Exercise task = Copy, from the entries below, each line where the word "this" can be found.

Task material =
-=-=-

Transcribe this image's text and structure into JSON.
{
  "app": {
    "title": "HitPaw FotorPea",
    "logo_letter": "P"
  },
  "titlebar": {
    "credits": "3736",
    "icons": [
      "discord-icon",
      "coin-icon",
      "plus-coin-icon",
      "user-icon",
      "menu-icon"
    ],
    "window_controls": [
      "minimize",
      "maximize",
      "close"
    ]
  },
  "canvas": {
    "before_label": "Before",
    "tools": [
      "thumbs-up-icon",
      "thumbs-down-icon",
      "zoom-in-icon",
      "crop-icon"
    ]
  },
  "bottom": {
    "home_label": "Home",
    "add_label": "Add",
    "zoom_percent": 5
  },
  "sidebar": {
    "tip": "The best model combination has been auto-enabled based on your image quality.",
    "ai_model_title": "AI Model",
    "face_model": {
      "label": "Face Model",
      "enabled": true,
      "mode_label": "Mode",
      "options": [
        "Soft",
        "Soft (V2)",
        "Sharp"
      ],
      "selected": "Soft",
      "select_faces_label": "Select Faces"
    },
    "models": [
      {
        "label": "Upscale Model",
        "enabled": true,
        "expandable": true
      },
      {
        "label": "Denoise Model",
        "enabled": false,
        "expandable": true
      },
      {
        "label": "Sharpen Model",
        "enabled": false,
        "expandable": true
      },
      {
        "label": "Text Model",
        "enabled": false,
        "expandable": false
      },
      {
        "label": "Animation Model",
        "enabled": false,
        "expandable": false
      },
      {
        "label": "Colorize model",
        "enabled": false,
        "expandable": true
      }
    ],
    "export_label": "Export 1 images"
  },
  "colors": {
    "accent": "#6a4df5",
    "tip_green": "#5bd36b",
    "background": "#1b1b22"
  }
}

-=-=-

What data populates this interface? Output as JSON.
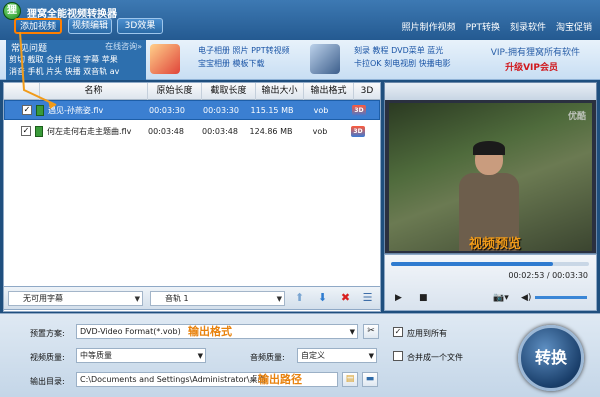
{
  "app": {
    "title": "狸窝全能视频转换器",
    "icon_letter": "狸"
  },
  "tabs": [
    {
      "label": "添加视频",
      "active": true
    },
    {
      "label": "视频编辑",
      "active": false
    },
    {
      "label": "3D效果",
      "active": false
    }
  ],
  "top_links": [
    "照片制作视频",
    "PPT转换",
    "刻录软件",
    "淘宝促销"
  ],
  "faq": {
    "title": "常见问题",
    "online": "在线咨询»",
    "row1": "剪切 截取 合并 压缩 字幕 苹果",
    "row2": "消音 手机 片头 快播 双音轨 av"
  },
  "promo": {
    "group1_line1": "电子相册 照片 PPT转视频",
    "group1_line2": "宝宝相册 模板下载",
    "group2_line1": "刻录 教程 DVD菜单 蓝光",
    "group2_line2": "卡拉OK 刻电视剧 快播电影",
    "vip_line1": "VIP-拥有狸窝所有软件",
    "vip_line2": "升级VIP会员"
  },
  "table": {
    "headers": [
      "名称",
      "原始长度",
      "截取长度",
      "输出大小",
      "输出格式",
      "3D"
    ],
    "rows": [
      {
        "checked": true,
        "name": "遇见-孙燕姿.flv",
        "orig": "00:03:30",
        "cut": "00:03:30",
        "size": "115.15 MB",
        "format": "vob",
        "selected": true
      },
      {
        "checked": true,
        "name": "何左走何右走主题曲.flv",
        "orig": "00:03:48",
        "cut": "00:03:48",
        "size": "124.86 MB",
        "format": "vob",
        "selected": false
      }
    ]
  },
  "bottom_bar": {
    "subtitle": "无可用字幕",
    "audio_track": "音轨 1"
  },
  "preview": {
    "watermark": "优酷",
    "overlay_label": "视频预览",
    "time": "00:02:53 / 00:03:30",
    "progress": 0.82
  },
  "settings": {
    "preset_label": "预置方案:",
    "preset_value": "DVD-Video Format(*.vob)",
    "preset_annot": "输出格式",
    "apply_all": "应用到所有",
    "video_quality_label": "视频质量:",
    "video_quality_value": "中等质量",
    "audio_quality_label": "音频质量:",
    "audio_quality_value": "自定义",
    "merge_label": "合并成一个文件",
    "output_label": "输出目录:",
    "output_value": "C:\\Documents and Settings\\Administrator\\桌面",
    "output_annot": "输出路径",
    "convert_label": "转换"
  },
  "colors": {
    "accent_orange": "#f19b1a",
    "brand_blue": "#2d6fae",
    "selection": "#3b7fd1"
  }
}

-=-=-

Correct answer =
Transcribe this image's text and structure into JSON.
What data populates this interface? Output as JSON.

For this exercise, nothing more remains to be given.